▶ **Dataset items**:
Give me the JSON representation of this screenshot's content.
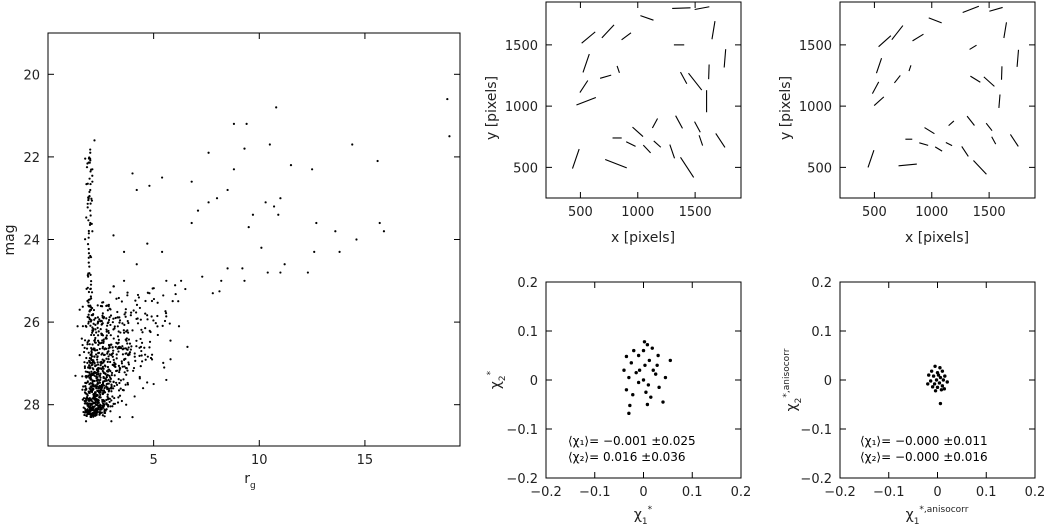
{
  "chart_data": [
    {
      "id": "p1",
      "type": "scatter",
      "xlim": [
        0,
        19.5
      ],
      "ylim": [
        29,
        19
      ],
      "xticks": [
        5,
        10,
        15
      ],
      "xticklabels": [
        "5",
        "10",
        "15"
      ],
      "yticks": [
        20,
        22,
        24,
        26,
        28
      ],
      "yticklabels": [
        "20",
        "22",
        "24",
        "26",
        "28"
      ],
      "xlabel_main": "r",
      "xlabel_sub": "g",
      "ylabel": "mag",
      "points": [
        [
          18.9,
          20.6
        ],
        [
          19.0,
          21.5
        ],
        [
          10.8,
          20.8
        ],
        [
          8.8,
          21.2
        ],
        [
          9.4,
          21.2
        ],
        [
          10.5,
          21.7
        ],
        [
          9.3,
          21.8
        ],
        [
          14.4,
          21.7
        ],
        [
          15.6,
          22.1
        ],
        [
          11.5,
          22.2
        ],
        [
          12.5,
          22.3
        ],
        [
          7.6,
          21.9
        ],
        [
          8.8,
          22.3
        ],
        [
          5.4,
          22.5
        ],
        [
          4.0,
          22.4
        ],
        [
          4.2,
          22.8
        ],
        [
          4.8,
          22.7
        ],
        [
          6.8,
          22.6
        ],
        [
          8.5,
          22.8
        ],
        [
          8.0,
          23.0
        ],
        [
          7.1,
          23.3
        ],
        [
          6.8,
          23.6
        ],
        [
          7.6,
          23.1
        ],
        [
          10.7,
          23.2
        ],
        [
          10.3,
          23.1
        ],
        [
          10.9,
          23.4
        ],
        [
          11.0,
          23.0
        ],
        [
          9.7,
          23.4
        ],
        [
          9.5,
          23.7
        ],
        [
          12.7,
          23.6
        ],
        [
          13.6,
          23.8
        ],
        [
          15.7,
          23.6
        ],
        [
          15.9,
          23.8
        ],
        [
          14.6,
          24.0
        ],
        [
          13.8,
          24.3
        ],
        [
          12.6,
          24.3
        ],
        [
          10.1,
          24.2
        ],
        [
          11.2,
          24.6
        ],
        [
          12.3,
          24.8
        ],
        [
          11.0,
          24.8
        ],
        [
          8.5,
          24.7
        ],
        [
          7.3,
          24.9
        ],
        [
          9.2,
          24.7
        ],
        [
          6.5,
          25.2
        ],
        [
          6.3,
          25.0
        ],
        [
          7.8,
          25.3
        ],
        [
          8.2,
          25.0
        ],
        [
          9.3,
          25.0
        ],
        [
          10.4,
          24.8
        ],
        [
          6.2,
          26.1
        ],
        [
          6.6,
          26.6
        ],
        [
          5.8,
          26.9
        ],
        [
          5.5,
          27.1
        ],
        [
          5.6,
          27.4
        ],
        [
          5.0,
          27.5
        ],
        [
          4.5,
          27.6
        ],
        [
          4.1,
          27.8
        ],
        [
          3.7,
          28.0
        ],
        [
          4.0,
          28.3
        ],
        [
          3.4,
          28.3
        ],
        [
          3.0,
          28.4
        ],
        [
          2.7,
          28.2
        ],
        [
          2.2,
          28.2
        ],
        [
          1.8,
          28.4
        ],
        [
          1.3,
          27.3
        ],
        [
          1.5,
          26.8
        ],
        [
          1.4,
          26.1
        ],
        [
          1.6,
          26.4
        ],
        [
          1.5,
          25.7
        ],
        [
          2.0,
          25.2
        ],
        [
          2.0,
          24.4
        ],
        [
          2.1,
          23.8
        ],
        [
          2.0,
          23.3
        ],
        [
          2.0,
          22.8
        ],
        [
          2.1,
          22.3
        ],
        [
          2.0,
          21.9
        ],
        [
          2.2,
          21.6
        ],
        [
          2.1,
          22.6
        ],
        [
          2.0,
          23.6
        ],
        [
          1.9,
          24.9
        ],
        [
          2.0,
          25.6
        ],
        [
          2.1,
          26.2
        ],
        [
          2.2,
          27.0
        ],
        [
          2.1,
          27.5
        ],
        [
          3.1,
          23.9
        ],
        [
          3.6,
          24.3
        ],
        [
          4.7,
          24.1
        ],
        [
          5.4,
          24.3
        ],
        [
          4.2,
          24.6
        ],
        [
          3.6,
          25.0
        ],
        [
          4.8,
          25.3
        ],
        [
          5.6,
          25.0
        ],
        [
          3.2,
          25.9
        ],
        [
          4.0,
          26.2
        ],
        [
          4.4,
          26.6
        ],
        [
          3.5,
          27.0
        ],
        [
          2.9,
          27.3
        ],
        [
          2.6,
          26.6
        ],
        [
          3.0,
          26.8
        ],
        [
          2.7,
          27.7
        ],
        [
          2.4,
          27.9
        ]
      ],
      "note": "Approx. 1000 points; dense cloud concentrated at r_g 1.5-5, mag 25-28.3, sparser tail to r_g ~19."
    },
    {
      "id": "p2",
      "type": "whisker",
      "xlim": [
        200,
        1900
      ],
      "ylim": [
        250,
        1850
      ],
      "xticks": [
        500,
        1000,
        1500
      ],
      "xticklabels": [
        "500",
        "1000",
        "1500"
      ],
      "yticks": [
        500,
        1000,
        1500
      ],
      "yticklabels": [
        "500",
        "1000",
        "1500"
      ],
      "xlabel": "x [pixels]",
      "ylabel": "y [pixels]",
      "segments": [
        [
          1380,
          1800,
          160,
          2
        ],
        [
          1080,
          1720,
          120,
          -18
        ],
        [
          1560,
          1800,
          130,
          10
        ],
        [
          740,
          1610,
          150,
          45
        ],
        [
          1660,
          1620,
          150,
          80
        ],
        [
          550,
          1350,
          160,
          70
        ],
        [
          570,
          1560,
          150,
          38
        ],
        [
          900,
          1570,
          100,
          35
        ],
        [
          1760,
          1390,
          150,
          85
        ],
        [
          1360,
          1500,
          90,
          0
        ],
        [
          1400,
          1230,
          110,
          -60
        ],
        [
          720,
          1240,
          100,
          15
        ],
        [
          830,
          1300,
          60,
          -70
        ],
        [
          530,
          1160,
          120,
          55
        ],
        [
          1620,
          1280,
          120,
          88
        ],
        [
          1500,
          1200,
          180,
          -50
        ],
        [
          550,
          1040,
          180,
          20
        ],
        [
          1600,
          1040,
          180,
          90
        ],
        [
          1360,
          870,
          120,
          -60
        ],
        [
          1150,
          860,
          90,
          60
        ],
        [
          1000,
          790,
          120,
          -40
        ],
        [
          460,
          570,
          170,
          70
        ],
        [
          1520,
          830,
          100,
          -60
        ],
        [
          1550,
          720,
          90,
          -70
        ],
        [
          1720,
          720,
          140,
          -55
        ],
        [
          1430,
          500,
          200,
          -55
        ],
        [
          820,
          740,
          80,
          0
        ],
        [
          810,
          530,
          200,
          -20
        ],
        [
          940,
          690,
          90,
          -25
        ],
        [
          1170,
          690,
          80,
          -40
        ],
        [
          1080,
          650,
          90,
          -45
        ],
        [
          1300,
          630,
          120,
          -70
        ]
      ]
    },
    {
      "id": "p3",
      "type": "whisker",
      "xlim": [
        200,
        1900
      ],
      "ylim": [
        250,
        1850
      ],
      "xticks": [
        500,
        1000,
        1500
      ],
      "xticklabels": [
        "500",
        "1000",
        "1500"
      ],
      "yticks": [
        500,
        1000,
        1500
      ],
      "yticklabels": [
        "500",
        "1000",
        "1500"
      ],
      "xlabel": "x [pixels]",
      "ylabel": "y [pixels]",
      "segments": [
        [
          1340,
          1790,
          150,
          20
        ],
        [
          1030,
          1700,
          120,
          -20
        ],
        [
          1560,
          1790,
          120,
          15
        ],
        [
          700,
          1600,
          150,
          50
        ],
        [
          1640,
          1620,
          130,
          80
        ],
        [
          540,
          1330,
          130,
          70
        ],
        [
          590,
          1530,
          140,
          40
        ],
        [
          880,
          1560,
          110,
          30
        ],
        [
          1750,
          1390,
          140,
          85
        ],
        [
          1360,
          1480,
          70,
          30
        ],
        [
          1380,
          1220,
          100,
          -30
        ],
        [
          700,
          1220,
          80,
          50
        ],
        [
          810,
          1310,
          50,
          70
        ],
        [
          510,
          1150,
          110,
          60
        ],
        [
          1610,
          1270,
          110,
          88
        ],
        [
          1500,
          1200,
          120,
          -40
        ],
        [
          540,
          1040,
          110,
          40
        ],
        [
          1590,
          1040,
          110,
          85
        ],
        [
          1340,
          880,
          100,
          -50
        ],
        [
          1170,
          860,
          60,
          40
        ],
        [
          980,
          800,
          100,
          -30
        ],
        [
          470,
          570,
          150,
          70
        ],
        [
          1500,
          830,
          80,
          -50
        ],
        [
          1540,
          720,
          70,
          -60
        ],
        [
          1720,
          720,
          120,
          -55
        ],
        [
          1420,
          500,
          160,
          -45
        ],
        [
          800,
          730,
          60,
          0
        ],
        [
          790,
          520,
          160,
          5
        ],
        [
          930,
          690,
          80,
          -15
        ],
        [
          1150,
          690,
          60,
          -25
        ],
        [
          1060,
          650,
          70,
          -30
        ],
        [
          1290,
          630,
          100,
          -55
        ]
      ]
    },
    {
      "id": "p4",
      "type": "scatter",
      "xlim": [
        -0.2,
        0.2
      ],
      "ylim": [
        -0.2,
        0.2
      ],
      "xticks": [
        -0.2,
        -0.1,
        0,
        0.1,
        0.2
      ],
      "xticklabels": [
        "−0.2",
        "−0.1",
        "0",
        "0.1",
        "0.2"
      ],
      "yticks": [
        -0.2,
        -0.1,
        0,
        0.1,
        0.2
      ],
      "yticklabels": [
        "−0.2",
        "−0.1",
        "0",
        "0.1",
        "0.2"
      ],
      "xlabel_main": "χ",
      "xlabel_sub": "1",
      "xlabel_sup": "*",
      "ylabel_main": "χ",
      "ylabel_sub": "2",
      "ylabel_sup": "*",
      "stats": [
        "⟨χ₁⟩= −0.001 ±0.025",
        "⟨χ₂⟩= 0.016 ±0.036"
      ],
      "points": [
        [
          0.002,
          0.078
        ],
        [
          0.008,
          0.072
        ],
        [
          -0.02,
          0.06
        ],
        [
          -0.035,
          0.048
        ],
        [
          0.03,
          0.05
        ],
        [
          0.055,
          0.04
        ],
        [
          -0.01,
          0.05
        ],
        [
          0.012,
          0.04
        ],
        [
          -0.025,
          0.035
        ],
        [
          0.003,
          0.03
        ],
        [
          0.02,
          0.02
        ],
        [
          -0.04,
          0.02
        ],
        [
          -0.015,
          0.015
        ],
        [
          0.025,
          0.012
        ],
        [
          0.045,
          0.005
        ],
        [
          -0.03,
          0.005
        ],
        [
          0.0,
          0.0
        ],
        [
          -0.01,
          -0.005
        ],
        [
          0.01,
          -0.01
        ],
        [
          0.032,
          -0.015
        ],
        [
          -0.035,
          -0.02
        ],
        [
          0.005,
          -0.025
        ],
        [
          -0.022,
          -0.03
        ],
        [
          0.015,
          -0.035
        ],
        [
          0.04,
          -0.045
        ],
        [
          -0.028,
          -0.052
        ],
        [
          0.008,
          -0.05
        ],
        [
          -0.03,
          -0.068
        ],
        [
          0.0,
          0.06
        ],
        [
          0.018,
          0.065
        ],
        [
          -0.008,
          0.02
        ],
        [
          0.028,
          0.03
        ]
      ]
    },
    {
      "id": "p5",
      "type": "scatter",
      "xlim": [
        -0.2,
        0.2
      ],
      "ylim": [
        -0.2,
        0.2
      ],
      "xticks": [
        -0.2,
        -0.1,
        0,
        0.1,
        0.2
      ],
      "xticklabels": [
        "−0.2",
        "−0.1",
        "0",
        "0.1",
        "0.2"
      ],
      "yticks": [
        -0.2,
        -0.1,
        0,
        0.1,
        0.2
      ],
      "yticklabels": [
        "−0.2",
        "−0.1",
        "0",
        "0.1",
        "0.2"
      ],
      "xlabel_main": "χ",
      "xlabel_sub": "1",
      "xlabel_sup": "*,anisocorr",
      "ylabel_main": "χ",
      "ylabel_sub": "2",
      "ylabel_sup": "*,anisocorr",
      "stats": [
        "⟨χ₁⟩= −0.000 ±0.011",
        "⟨χ₂⟩= −0.000 ±0.016"
      ],
      "points": [
        [
          -0.005,
          0.028
        ],
        [
          0.005,
          0.025
        ],
        [
          -0.012,
          0.018
        ],
        [
          0.01,
          0.018
        ],
        [
          0.0,
          0.015
        ],
        [
          -0.018,
          0.01
        ],
        [
          0.015,
          0.008
        ],
        [
          -0.008,
          0.008
        ],
        [
          0.006,
          0.005
        ],
        [
          -0.002,
          0.0
        ],
        [
          0.012,
          0.0
        ],
        [
          -0.014,
          -0.002
        ],
        [
          0.02,
          -0.004
        ],
        [
          0.004,
          -0.006
        ],
        [
          -0.006,
          -0.008
        ],
        [
          0.01,
          -0.012
        ],
        [
          -0.02,
          -0.008
        ],
        [
          0.0,
          -0.015
        ],
        [
          0.008,
          -0.02
        ],
        [
          -0.004,
          -0.022
        ],
        [
          0.014,
          -0.018
        ],
        [
          -0.01,
          -0.014
        ],
        [
          0.006,
          -0.048
        ],
        [
          0.002,
          0.01
        ]
      ]
    }
  ]
}
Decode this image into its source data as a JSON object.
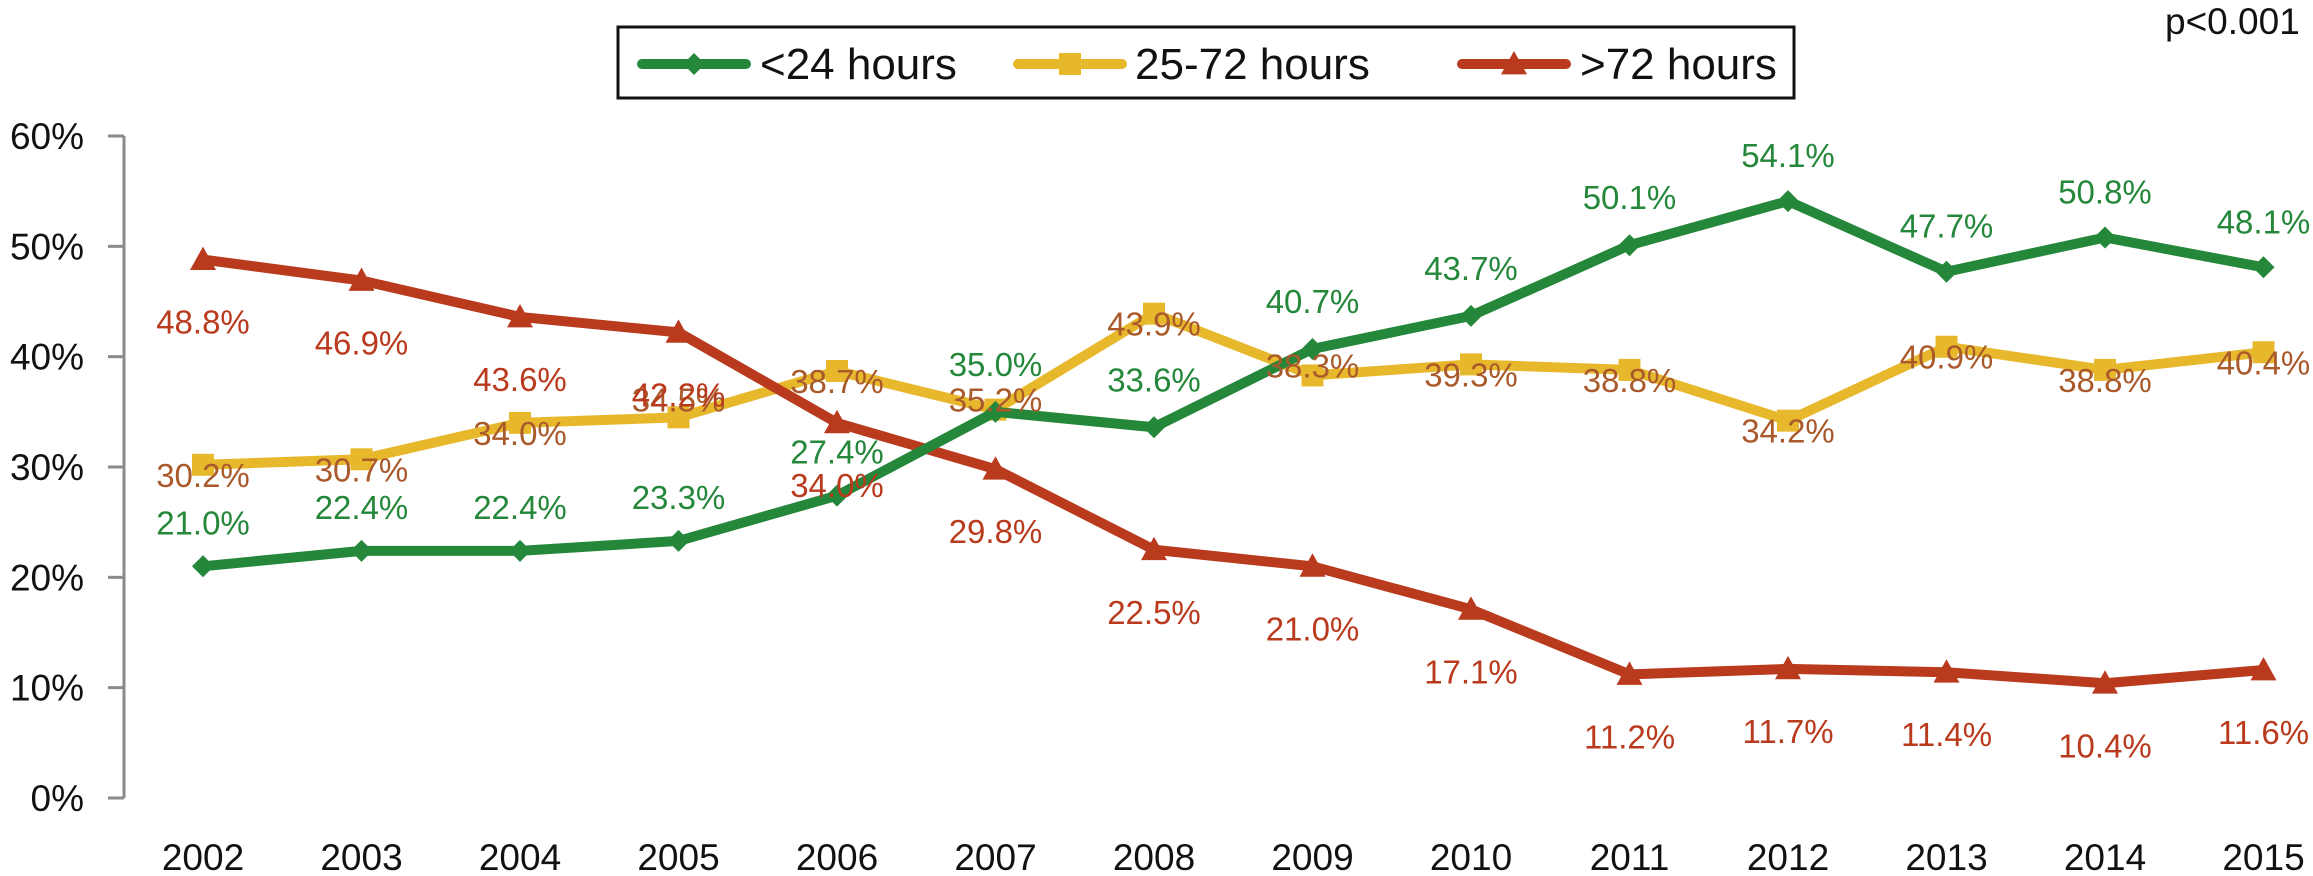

▶ **Problem description**:
Scan the material above for the string "JSON" and return the lines that hold it.

▶ **Solution below**:
Give me the JSON representation of this screenshot's content.
Decode this image into its source data as a JSON object.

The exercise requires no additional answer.